→ **WHAT NEEDS TO BE DONE**
Output exactly the lines from the line with "What text is on this page?" through the end of the records below. Include nothing else.

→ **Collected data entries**
--- begin ---

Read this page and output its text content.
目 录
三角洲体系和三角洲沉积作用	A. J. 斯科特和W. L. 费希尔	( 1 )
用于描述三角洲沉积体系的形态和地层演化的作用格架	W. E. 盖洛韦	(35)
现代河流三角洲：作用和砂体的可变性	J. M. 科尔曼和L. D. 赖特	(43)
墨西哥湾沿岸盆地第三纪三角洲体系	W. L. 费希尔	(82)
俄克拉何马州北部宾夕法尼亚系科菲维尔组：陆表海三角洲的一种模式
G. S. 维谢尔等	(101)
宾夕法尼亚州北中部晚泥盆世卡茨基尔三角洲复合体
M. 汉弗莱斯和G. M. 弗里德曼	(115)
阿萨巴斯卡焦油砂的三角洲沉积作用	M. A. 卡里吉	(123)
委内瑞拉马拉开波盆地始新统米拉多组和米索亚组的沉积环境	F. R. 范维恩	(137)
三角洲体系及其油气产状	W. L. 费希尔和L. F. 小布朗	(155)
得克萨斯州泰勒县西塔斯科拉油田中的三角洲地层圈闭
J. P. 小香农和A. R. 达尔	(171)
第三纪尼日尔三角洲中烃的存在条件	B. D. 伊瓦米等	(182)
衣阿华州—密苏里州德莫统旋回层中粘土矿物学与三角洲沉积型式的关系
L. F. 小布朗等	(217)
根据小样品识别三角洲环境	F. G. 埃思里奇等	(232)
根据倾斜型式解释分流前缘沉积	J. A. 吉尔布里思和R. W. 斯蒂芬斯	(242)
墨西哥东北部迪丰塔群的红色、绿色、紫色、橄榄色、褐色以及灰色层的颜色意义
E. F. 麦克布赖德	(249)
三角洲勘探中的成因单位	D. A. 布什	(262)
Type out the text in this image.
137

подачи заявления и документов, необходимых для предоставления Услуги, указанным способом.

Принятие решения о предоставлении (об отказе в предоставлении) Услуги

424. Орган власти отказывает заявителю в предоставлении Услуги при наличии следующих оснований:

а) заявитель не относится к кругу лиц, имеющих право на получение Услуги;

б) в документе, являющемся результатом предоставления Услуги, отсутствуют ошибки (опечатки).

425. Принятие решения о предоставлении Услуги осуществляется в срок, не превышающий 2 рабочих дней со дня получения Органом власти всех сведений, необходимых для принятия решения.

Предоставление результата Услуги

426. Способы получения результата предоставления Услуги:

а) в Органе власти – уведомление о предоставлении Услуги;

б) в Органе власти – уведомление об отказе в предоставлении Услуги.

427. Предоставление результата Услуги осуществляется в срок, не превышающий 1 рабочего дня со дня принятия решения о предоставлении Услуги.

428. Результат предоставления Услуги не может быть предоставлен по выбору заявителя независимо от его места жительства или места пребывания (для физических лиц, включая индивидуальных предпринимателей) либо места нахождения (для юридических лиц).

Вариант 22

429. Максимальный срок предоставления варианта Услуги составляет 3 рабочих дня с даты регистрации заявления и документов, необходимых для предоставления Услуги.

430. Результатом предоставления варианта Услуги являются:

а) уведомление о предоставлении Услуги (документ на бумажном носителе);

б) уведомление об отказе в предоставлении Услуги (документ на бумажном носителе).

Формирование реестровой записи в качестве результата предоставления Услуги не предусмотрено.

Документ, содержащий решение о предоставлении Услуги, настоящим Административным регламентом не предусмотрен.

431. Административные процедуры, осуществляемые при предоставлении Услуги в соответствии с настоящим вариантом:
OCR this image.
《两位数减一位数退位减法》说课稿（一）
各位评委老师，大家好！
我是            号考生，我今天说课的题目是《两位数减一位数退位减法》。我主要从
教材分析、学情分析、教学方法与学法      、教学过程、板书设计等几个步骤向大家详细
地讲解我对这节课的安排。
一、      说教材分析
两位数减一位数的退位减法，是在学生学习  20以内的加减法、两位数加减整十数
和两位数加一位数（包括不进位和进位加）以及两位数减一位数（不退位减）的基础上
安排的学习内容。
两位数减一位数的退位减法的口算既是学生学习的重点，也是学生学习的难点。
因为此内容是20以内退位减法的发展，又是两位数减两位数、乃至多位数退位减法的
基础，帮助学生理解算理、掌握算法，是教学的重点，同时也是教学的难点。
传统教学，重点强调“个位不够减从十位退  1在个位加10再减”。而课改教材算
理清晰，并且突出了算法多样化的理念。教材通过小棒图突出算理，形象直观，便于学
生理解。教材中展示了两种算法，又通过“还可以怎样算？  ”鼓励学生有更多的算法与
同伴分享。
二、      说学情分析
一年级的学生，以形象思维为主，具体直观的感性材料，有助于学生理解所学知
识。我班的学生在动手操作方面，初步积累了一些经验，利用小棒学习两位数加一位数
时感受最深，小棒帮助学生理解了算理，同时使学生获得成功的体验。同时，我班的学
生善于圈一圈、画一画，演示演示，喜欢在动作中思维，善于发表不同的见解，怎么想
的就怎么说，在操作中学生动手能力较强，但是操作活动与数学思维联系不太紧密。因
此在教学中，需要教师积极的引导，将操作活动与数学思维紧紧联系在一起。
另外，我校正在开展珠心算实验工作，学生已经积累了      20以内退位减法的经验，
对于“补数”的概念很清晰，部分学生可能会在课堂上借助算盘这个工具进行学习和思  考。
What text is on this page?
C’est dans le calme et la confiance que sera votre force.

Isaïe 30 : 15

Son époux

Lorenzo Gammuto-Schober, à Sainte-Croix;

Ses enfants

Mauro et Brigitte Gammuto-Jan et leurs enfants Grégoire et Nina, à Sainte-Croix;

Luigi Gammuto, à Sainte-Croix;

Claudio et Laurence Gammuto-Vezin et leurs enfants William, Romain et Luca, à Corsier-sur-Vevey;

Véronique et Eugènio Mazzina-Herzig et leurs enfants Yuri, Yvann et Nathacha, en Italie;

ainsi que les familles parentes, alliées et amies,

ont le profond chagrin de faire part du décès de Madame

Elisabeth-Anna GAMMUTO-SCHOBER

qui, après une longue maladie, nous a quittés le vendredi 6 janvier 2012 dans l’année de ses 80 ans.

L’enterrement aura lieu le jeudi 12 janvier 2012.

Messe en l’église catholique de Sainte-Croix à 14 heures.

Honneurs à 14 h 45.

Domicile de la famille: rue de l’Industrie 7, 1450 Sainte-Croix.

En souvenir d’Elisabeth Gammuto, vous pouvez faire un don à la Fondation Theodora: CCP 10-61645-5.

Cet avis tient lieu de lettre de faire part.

--- end ---

→ **WRITTEN RESPONSE**
What text is on this page?
C’est dans le calme et la confiance que sera votre force.

Isaïe 30 : 15

Son époux

Lorenzo Gammuto-Schober, à Sainte-Croix;

Ses enfants

Mauro et Brigitte Gammuto-Jan et leurs enfants Grégoire et Nina, à Sainte-Croix;

Luigi Gammuto, à Sainte-Croix;

Claudio et Laurence Gammuto-Vezin et leurs enfants William, Romain et Luca, à Corsier-sur-Vevey;

Véronique et Eugènio Mazzina-Herzig et leurs enfants Yuri, Yvann et Nathacha, en Italie;

ainsi que les familles parentes, alliées et amies,

ont le profond chagrin de faire part du décès de Madame

Elisabeth-Anna GAMMUTO-SCHOBER

qui, après une longue maladie, nous a quittés le vendredi 6 janvier 2012 dans l’année de ses 80 ans.

L’enterrement aura lieu le jeudi 12 janvier 2012.

Messe en l’église catholique de Sainte-Croix à 14 heures.

Honneurs à 14 h 45.

Domicile de la famille: rue de l’Industrie 7, 1450 Sainte-Croix.

En souvenir d’Elisabeth Gammuto, vous pouvez faire un don à la Fondation Theodora: CCP 10-61645-5.

Cet avis tient lieu de lettre de faire part.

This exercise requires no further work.